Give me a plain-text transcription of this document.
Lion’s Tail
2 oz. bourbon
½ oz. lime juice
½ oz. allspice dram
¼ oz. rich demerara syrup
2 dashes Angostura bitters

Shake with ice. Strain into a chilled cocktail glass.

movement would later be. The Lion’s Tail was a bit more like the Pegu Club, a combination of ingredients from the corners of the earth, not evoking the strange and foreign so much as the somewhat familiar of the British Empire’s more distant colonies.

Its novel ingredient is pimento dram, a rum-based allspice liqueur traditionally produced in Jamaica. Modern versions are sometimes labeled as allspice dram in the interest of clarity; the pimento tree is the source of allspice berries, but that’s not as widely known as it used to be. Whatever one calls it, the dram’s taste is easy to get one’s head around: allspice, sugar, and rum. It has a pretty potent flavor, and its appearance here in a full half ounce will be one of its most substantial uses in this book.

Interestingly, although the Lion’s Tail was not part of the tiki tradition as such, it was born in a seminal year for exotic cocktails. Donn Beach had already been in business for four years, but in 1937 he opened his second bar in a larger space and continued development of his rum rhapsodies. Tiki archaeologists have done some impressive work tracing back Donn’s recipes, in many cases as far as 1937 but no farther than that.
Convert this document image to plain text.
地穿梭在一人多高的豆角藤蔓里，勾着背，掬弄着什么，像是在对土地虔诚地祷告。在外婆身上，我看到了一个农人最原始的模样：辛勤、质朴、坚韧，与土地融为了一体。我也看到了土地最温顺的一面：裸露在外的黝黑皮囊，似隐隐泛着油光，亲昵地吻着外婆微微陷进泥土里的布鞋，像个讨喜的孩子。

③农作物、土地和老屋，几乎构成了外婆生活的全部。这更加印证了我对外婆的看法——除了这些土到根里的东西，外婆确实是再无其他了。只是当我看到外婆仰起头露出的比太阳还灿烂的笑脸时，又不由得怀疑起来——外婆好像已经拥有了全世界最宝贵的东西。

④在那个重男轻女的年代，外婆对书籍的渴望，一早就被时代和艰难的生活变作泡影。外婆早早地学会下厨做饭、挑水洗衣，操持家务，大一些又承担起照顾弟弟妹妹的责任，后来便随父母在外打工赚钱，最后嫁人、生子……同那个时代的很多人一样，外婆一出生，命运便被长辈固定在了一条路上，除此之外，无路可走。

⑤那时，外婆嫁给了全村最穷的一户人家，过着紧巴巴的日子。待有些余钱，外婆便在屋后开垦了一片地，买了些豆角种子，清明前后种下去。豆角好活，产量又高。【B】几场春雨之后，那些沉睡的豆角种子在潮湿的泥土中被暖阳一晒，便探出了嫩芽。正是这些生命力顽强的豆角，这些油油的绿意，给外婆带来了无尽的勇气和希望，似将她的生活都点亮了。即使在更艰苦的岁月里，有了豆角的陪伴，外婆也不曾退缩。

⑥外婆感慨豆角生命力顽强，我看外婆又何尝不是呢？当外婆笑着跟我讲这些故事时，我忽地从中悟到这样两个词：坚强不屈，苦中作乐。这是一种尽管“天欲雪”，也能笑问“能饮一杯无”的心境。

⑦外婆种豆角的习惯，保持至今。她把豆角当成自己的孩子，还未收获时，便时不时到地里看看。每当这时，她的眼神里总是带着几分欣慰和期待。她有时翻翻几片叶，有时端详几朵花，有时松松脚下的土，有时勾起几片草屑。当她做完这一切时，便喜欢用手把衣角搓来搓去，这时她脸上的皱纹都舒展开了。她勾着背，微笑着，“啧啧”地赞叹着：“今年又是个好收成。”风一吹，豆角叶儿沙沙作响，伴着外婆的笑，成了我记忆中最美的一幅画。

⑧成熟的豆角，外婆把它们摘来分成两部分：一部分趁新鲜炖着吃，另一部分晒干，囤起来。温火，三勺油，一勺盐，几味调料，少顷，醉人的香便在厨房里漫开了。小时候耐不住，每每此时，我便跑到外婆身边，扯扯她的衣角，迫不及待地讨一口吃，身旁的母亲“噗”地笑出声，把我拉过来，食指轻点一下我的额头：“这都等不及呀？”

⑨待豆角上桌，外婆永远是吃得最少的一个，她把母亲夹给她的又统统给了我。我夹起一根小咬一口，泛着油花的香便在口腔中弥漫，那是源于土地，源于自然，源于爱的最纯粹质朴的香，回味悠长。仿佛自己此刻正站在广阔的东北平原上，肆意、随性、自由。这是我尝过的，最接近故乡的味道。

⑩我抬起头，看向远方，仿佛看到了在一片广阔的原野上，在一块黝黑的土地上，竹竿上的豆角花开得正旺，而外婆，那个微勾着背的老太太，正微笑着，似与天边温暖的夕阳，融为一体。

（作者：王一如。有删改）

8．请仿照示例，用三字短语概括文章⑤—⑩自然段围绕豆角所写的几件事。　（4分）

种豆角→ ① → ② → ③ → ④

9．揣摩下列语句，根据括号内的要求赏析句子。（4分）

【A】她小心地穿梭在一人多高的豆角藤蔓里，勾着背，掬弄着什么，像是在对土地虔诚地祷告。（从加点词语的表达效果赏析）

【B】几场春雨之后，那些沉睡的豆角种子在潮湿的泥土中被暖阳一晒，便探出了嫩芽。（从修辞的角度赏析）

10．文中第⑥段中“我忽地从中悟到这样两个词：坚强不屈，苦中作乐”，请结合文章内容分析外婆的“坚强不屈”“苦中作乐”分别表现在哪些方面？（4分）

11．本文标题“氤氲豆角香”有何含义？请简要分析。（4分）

══════

YOUR TASK: Extract, from the material above, each line holding the word "便探出了嫩芽".

SOLUTION TO THE EXERCISE:
⑤那时，外婆嫁给了全村最穷的一户人家，过着紧巴巴的日子。待有些余钱，外婆便在屋后开垦了一片地，买了些豆角种子，清明前后种下去。豆角好活，产量又高。【B】几场春雨之后，那些沉睡的豆角种子在潮湿的泥土中被暖阳一晒，便探出了嫩芽。正是这些生命力顽强的豆角，这些油油的绿意，给外婆带来了无尽的勇气和希望，似将她的生活都点亮了。即使在更艰苦的岁月里，有了豆角的陪伴，外婆也不曾退缩。
【B】几场春雨之后，那些沉睡的豆角种子在潮湿的泥土中被暖阳一晒，便探出了嫩芽。（从修辞的角度赏析）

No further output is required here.